__TASK TO COMPLETE__. Would you restate all the data that follows, word for word?

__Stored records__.
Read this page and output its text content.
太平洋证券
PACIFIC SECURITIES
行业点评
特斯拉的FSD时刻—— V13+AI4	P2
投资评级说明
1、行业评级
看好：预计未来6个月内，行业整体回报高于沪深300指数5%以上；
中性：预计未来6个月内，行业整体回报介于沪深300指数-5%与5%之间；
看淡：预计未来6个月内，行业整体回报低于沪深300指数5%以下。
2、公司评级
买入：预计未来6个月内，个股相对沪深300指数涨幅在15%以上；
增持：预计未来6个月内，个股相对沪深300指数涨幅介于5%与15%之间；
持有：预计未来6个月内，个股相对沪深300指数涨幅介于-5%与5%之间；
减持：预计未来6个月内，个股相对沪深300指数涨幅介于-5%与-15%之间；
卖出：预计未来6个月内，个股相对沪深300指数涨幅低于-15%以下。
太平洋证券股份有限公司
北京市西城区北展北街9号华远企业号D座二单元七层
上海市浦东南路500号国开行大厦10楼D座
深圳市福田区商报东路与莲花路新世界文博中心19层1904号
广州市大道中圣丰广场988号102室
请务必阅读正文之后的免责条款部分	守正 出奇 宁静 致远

__RESULT OF THIS EXERCISE__.
Read this page and output its text content.
太平洋证券
PACIFIC SECURITIES
行业点评
特斯拉的FSD时刻—— V13+AI4	P2
投资评级说明
1、行业评级
看好：预计未来6个月内，行业整体回报高于沪深300指数5%以上；
中性：预计未来6个月内，行业整体回报介于沪深300指数-5%与5%之间；
看淡：预计未来6个月内，行业整体回报低于沪深300指数5%以下。
2、公司评级
买入：预计未来6个月内，个股相对沪深300指数涨幅在15%以上；
增持：预计未来6个月内，个股相对沪深300指数涨幅介于5%与15%之间；
持有：预计未来6个月内，个股相对沪深300指数涨幅介于-5%与5%之间；
减持：预计未来6个月内，个股相对沪深300指数涨幅介于-5%与-15%之间；
卖出：预计未来6个月内，个股相对沪深300指数涨幅低于-15%以下。
太平洋证券股份有限公司
北京市西城区北展北街9号华远企业号D座二单元七层
上海市浦东南路500号国开行大厦10楼D座
深圳市福田区商报东路与莲花路新世界文博中心19层1904号
广州市大道中圣丰广场988号102室
请务必阅读正文之后的免责条款部分	守正 出奇 宁静 致远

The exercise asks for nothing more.